QUÉ HARÁS:
[A] Según el fragmento sobre Goya, ¿cuál es su obra más audaz?
[B] Enumera, por favor, todas las personas que nombra el fragmento sobre Goya, sin contar al propio Goya, en el orden en que aparecen.

FRAGMENTO PROPORCIONADO:
________________________________________
Mucho antes que Picasso, Goya fue quemando etapas en una intensa trayectoria personal hacia la culminación artística. A lo largo de ochenta años agotó todos los caminos de la pintura. Empezó siendo un heredero barroco, admirador de Rembrandt y Velázquez; con los cartones para tapiz se acercó a los rococó franceses; gracias a Los fusilamientos del 3 de mayo en Madrid tal vez se convirtiera en el primer romántico, al percatarse de que los héroes encarnan a las naciones enteras; en sus series de grabados, como Los caprichos o Los desastres de la guerra, se adentró en los sueños, tal y como más tarde harían los simbolistas; también creo el retrato psicológico y con la Lechera de Burdeos, uno de sus últimos cuadros, le pisa los talones a Manet y se sitúa en un arte más preocupado por reflejar las sensaciones que por copiar la realidad. Es el Perro semihundido, uno de las pinturas murales que decoraban la Quinta del sordo, su obra más audaz. Tan atrevido y revolucionario que, en muchas ocasiones, al igual que el resto de pinturas negras, se ha considerado falso. Goya lo pintó sin ánimo de lucro, para que le acompañara como las vistas que tenía desde su casa a la vega del Manzanares. Durante décadas se ignoraron y 1878 el empresario Émile d’Erlanger las presentó en la Exposición Universal de París, para donarlas en 1881 -el mismo año que nació Picasso- al Museo del Prado. La cabeza del perro (un hocico, una oreja, un ojo) es el único elemento figurativo, casi irreconocible. Todo lo demás (la arena, el aire, el cielo) forma una abstracción que podría recordarnos a las de Mark Rothko, Tàpies o Millares.
________________________________________
MATERIAL DE CONSULTA:
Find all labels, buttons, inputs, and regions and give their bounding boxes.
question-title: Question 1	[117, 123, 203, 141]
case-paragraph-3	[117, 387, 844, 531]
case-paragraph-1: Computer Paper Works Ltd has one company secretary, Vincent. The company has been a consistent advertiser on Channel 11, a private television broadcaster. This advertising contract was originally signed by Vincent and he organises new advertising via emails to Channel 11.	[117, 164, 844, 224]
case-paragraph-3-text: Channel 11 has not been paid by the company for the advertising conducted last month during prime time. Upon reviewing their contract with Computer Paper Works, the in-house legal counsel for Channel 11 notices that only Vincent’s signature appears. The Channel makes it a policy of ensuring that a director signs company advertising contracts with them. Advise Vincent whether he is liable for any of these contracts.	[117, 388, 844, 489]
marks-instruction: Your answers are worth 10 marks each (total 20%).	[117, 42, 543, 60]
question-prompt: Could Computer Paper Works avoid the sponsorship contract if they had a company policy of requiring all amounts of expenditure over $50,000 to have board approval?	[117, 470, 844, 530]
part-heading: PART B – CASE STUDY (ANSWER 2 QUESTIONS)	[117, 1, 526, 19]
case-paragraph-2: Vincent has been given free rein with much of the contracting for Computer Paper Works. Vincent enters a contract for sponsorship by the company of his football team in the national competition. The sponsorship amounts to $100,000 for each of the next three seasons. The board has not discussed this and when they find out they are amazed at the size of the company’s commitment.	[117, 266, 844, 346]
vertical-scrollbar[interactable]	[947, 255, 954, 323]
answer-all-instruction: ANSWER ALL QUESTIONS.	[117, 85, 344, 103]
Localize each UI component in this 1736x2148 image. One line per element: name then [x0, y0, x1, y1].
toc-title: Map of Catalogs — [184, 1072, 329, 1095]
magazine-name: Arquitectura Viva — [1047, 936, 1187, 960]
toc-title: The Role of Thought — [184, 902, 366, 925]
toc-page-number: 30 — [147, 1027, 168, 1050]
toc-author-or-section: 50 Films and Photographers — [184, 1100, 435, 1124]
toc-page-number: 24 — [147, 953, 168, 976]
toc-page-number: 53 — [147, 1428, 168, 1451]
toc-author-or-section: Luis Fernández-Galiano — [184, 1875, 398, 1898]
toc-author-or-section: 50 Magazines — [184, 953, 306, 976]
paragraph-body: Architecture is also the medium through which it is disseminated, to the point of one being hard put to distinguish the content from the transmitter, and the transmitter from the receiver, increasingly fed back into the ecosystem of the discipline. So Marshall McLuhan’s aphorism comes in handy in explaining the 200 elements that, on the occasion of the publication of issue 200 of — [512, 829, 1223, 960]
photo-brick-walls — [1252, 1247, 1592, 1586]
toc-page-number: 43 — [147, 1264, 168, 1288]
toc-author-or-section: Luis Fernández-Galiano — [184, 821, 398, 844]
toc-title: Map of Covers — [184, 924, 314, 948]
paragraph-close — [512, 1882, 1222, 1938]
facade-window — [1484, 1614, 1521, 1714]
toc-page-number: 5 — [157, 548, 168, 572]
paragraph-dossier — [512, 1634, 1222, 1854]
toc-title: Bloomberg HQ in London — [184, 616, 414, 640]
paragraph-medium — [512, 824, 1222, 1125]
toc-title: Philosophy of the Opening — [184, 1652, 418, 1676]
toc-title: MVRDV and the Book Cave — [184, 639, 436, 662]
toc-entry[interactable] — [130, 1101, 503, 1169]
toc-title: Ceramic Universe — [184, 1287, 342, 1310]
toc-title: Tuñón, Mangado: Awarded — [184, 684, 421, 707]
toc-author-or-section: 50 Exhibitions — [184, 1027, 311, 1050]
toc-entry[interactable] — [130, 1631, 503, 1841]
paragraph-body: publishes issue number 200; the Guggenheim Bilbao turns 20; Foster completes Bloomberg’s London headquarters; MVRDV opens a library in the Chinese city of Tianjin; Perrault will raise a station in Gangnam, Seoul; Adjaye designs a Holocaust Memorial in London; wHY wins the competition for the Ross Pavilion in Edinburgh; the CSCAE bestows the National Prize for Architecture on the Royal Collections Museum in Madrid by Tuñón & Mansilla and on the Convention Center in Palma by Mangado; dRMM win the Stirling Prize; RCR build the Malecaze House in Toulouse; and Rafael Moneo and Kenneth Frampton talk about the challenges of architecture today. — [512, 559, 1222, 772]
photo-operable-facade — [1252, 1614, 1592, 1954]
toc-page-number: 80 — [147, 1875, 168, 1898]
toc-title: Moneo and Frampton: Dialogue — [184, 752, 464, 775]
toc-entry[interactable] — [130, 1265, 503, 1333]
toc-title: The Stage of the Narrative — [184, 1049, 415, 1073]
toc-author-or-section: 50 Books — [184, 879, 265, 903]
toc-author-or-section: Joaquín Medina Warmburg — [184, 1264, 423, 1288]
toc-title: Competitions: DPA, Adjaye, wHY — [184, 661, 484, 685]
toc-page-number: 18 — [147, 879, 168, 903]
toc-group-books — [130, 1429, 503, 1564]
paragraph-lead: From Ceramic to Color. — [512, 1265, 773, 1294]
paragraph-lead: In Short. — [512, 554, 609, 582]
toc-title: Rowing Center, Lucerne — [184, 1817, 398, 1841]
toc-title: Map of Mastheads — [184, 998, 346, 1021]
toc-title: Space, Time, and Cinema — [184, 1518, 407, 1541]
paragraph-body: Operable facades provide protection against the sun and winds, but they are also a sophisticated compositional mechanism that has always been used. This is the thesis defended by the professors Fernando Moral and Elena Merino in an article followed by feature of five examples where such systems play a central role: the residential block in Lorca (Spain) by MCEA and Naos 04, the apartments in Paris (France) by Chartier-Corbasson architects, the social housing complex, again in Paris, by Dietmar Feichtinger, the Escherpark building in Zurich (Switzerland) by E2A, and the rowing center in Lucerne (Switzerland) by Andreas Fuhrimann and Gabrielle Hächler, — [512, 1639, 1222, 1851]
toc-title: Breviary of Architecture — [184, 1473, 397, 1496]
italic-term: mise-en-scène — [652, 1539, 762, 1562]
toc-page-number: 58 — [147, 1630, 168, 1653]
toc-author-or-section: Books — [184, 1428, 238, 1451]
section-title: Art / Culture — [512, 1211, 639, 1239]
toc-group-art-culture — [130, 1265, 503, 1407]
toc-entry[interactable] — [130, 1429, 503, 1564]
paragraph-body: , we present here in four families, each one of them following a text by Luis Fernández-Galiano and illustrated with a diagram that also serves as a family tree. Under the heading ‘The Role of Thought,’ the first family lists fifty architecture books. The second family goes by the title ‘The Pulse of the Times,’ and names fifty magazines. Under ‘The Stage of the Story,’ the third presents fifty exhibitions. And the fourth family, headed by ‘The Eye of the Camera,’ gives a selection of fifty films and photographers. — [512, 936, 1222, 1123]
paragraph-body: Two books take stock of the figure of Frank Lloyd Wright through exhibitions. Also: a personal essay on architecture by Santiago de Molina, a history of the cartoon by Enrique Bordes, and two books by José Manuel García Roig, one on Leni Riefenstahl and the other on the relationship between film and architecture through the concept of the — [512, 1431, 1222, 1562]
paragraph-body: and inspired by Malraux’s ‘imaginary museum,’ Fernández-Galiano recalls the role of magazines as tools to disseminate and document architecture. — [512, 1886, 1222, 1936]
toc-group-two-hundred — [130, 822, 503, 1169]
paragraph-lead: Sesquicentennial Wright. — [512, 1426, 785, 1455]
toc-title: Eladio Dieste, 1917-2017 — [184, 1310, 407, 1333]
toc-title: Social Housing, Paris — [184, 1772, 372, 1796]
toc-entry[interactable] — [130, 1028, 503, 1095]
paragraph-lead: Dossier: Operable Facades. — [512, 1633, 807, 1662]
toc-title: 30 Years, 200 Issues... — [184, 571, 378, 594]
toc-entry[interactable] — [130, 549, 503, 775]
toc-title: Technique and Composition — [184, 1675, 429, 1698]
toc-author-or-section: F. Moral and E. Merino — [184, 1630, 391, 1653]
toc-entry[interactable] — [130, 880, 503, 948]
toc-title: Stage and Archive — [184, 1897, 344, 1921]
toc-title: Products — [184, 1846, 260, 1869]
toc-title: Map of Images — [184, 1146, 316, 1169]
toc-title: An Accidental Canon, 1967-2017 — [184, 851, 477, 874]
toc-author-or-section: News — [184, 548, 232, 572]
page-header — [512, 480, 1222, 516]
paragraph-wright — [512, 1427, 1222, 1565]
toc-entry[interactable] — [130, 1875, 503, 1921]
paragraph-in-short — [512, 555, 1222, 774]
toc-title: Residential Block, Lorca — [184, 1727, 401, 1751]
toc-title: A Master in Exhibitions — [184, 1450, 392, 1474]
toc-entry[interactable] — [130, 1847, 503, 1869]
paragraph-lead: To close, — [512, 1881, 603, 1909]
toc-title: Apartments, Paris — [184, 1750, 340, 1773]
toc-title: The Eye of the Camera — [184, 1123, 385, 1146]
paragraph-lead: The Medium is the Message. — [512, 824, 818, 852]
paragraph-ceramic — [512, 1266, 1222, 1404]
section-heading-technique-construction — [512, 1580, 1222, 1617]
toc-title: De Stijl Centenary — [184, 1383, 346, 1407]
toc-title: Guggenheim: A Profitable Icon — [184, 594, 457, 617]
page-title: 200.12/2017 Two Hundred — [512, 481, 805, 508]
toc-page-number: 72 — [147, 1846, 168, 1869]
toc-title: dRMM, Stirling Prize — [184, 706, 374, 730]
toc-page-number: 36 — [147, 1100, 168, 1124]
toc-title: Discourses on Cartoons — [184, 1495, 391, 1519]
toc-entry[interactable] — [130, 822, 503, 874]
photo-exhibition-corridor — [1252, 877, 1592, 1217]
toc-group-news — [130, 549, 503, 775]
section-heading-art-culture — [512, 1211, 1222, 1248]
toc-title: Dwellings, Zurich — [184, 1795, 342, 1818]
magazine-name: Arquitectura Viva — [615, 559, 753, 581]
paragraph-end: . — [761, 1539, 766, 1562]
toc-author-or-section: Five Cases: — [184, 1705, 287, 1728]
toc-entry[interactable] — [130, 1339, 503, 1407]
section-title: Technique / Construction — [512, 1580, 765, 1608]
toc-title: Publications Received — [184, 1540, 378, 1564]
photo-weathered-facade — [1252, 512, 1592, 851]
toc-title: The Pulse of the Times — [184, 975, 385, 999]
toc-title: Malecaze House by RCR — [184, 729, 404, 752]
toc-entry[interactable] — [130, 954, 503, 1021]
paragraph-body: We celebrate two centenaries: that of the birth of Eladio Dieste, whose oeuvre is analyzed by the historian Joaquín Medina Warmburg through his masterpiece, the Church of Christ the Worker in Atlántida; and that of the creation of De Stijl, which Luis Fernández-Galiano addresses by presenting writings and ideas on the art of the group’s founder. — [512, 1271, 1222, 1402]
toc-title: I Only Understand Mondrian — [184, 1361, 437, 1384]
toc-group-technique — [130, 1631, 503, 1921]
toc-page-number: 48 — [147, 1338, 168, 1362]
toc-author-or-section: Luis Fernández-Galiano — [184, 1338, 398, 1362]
________________________________________
RESPUESTAS DEL EJERCICIO:
[A] El Perro semihundido, una de las pinturas murales que decoraban la Quinta del sordo.

[B] Picasso, Rembrandt, Velázquez, Manet, Émile d'Erlanger, Mark Rothko, Tàpies y Millares.